Work to complete -
Go through the records underneath and count the lines that include the string "DRIVER". Give nothing but the number.

---------- Raw data

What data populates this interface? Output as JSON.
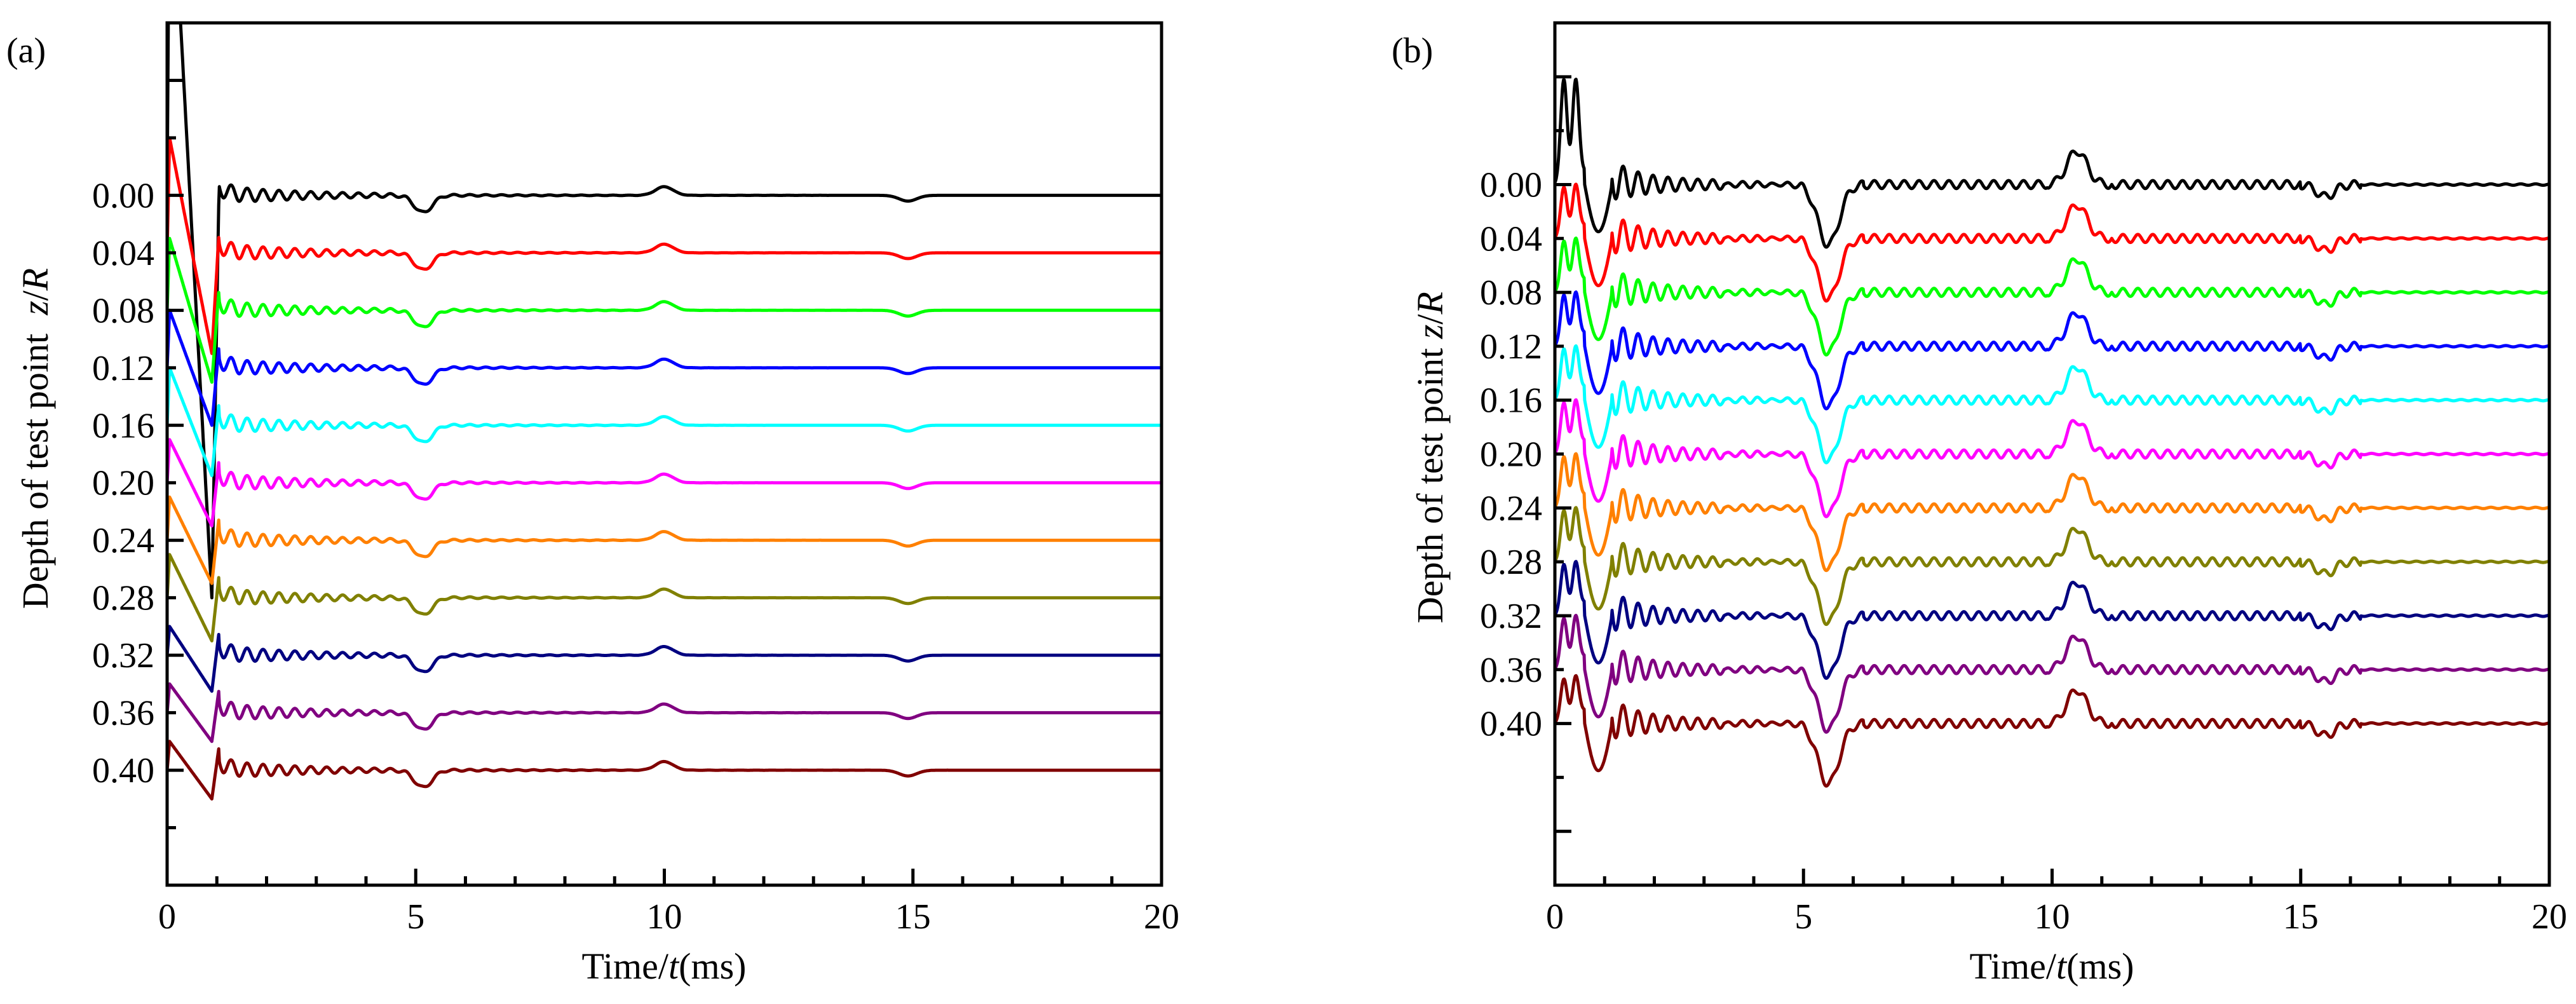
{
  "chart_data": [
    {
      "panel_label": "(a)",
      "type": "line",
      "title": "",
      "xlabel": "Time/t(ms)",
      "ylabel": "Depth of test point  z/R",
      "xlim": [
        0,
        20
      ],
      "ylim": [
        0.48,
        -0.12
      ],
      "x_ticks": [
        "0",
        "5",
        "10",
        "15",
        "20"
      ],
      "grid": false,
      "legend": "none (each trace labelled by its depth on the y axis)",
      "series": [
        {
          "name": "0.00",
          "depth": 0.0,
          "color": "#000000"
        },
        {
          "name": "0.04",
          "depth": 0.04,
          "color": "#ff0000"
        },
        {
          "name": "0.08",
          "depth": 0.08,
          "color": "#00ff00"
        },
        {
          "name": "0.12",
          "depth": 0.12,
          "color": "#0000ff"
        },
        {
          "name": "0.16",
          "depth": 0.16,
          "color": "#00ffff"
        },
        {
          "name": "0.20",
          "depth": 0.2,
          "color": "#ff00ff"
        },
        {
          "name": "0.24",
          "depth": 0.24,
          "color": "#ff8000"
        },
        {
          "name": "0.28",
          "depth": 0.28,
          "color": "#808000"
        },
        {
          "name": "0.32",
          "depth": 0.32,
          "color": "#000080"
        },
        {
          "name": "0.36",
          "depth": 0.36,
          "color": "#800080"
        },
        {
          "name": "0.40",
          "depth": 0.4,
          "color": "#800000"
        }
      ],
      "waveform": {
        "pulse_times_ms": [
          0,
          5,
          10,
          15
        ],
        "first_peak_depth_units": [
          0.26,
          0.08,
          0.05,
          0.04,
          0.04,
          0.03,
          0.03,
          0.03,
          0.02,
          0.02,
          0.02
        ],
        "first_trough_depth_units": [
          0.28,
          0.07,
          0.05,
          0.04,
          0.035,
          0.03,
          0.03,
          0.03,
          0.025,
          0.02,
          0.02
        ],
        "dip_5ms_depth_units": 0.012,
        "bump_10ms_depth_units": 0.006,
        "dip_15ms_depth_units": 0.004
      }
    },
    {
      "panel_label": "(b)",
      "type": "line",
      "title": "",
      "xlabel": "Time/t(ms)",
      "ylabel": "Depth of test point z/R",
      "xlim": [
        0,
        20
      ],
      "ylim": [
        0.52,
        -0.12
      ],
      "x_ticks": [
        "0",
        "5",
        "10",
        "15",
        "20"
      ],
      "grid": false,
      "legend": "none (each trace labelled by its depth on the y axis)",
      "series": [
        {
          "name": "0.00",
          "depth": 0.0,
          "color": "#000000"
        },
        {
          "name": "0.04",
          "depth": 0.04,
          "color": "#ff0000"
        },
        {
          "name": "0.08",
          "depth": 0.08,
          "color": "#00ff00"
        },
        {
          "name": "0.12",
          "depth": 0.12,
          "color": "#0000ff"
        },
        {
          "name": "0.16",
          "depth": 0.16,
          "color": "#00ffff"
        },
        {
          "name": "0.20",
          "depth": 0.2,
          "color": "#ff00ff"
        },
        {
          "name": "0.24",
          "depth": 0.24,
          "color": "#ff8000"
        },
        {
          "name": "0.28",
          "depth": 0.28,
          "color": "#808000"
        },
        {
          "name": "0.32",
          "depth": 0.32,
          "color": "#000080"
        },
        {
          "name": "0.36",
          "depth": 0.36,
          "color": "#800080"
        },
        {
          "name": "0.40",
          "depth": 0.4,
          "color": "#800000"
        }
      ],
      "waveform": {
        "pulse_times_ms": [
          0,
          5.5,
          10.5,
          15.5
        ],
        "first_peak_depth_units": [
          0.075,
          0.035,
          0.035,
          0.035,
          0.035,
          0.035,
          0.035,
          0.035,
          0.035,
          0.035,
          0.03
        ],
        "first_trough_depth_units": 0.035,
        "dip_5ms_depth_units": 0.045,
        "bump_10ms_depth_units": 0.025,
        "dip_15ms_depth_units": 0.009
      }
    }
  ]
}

--------------------
---------- Raw data

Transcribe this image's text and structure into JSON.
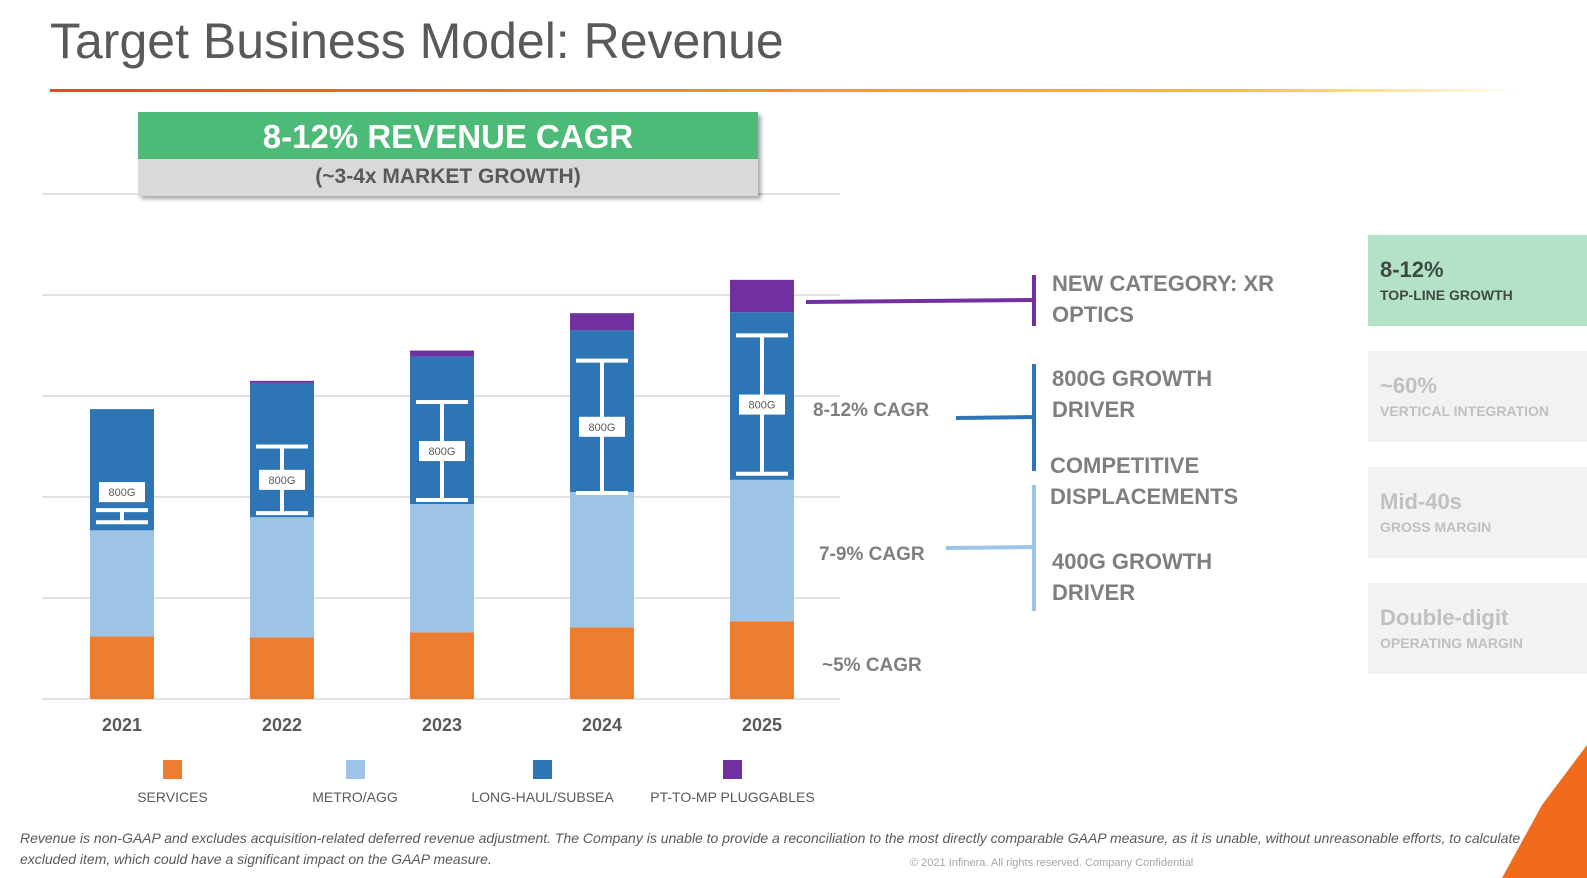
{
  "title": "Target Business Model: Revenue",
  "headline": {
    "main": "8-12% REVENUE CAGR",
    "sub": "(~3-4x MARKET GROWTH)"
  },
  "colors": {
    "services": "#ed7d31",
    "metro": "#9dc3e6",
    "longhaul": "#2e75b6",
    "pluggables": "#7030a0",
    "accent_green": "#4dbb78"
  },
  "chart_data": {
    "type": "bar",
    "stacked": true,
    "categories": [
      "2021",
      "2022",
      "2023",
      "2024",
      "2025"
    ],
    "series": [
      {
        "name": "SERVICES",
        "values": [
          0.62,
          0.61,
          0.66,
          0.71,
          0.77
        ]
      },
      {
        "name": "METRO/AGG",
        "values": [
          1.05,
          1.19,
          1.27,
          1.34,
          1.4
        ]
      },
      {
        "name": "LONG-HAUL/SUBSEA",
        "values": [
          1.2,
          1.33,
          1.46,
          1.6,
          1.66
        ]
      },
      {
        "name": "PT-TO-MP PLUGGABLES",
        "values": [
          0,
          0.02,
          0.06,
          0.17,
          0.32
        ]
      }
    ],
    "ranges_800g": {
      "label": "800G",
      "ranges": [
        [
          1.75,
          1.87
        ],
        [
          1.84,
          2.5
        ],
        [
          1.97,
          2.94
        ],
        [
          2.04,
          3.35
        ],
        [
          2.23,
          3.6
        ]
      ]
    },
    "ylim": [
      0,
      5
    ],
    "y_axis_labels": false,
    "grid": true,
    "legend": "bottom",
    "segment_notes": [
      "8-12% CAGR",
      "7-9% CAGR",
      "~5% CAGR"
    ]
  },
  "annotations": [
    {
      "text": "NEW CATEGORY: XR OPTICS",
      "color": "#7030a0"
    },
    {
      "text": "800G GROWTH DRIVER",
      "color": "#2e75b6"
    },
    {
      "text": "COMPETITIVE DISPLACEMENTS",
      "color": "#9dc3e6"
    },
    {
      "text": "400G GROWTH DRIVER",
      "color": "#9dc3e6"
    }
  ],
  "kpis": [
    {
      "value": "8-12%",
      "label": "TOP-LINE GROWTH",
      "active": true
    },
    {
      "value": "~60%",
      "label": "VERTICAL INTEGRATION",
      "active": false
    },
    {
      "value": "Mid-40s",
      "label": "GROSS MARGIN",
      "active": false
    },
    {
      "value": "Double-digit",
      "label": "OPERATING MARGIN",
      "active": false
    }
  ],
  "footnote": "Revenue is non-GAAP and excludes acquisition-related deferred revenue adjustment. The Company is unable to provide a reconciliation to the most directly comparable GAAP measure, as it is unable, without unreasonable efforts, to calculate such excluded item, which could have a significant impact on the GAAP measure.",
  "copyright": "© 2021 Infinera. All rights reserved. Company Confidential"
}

--------------------

Solution -
2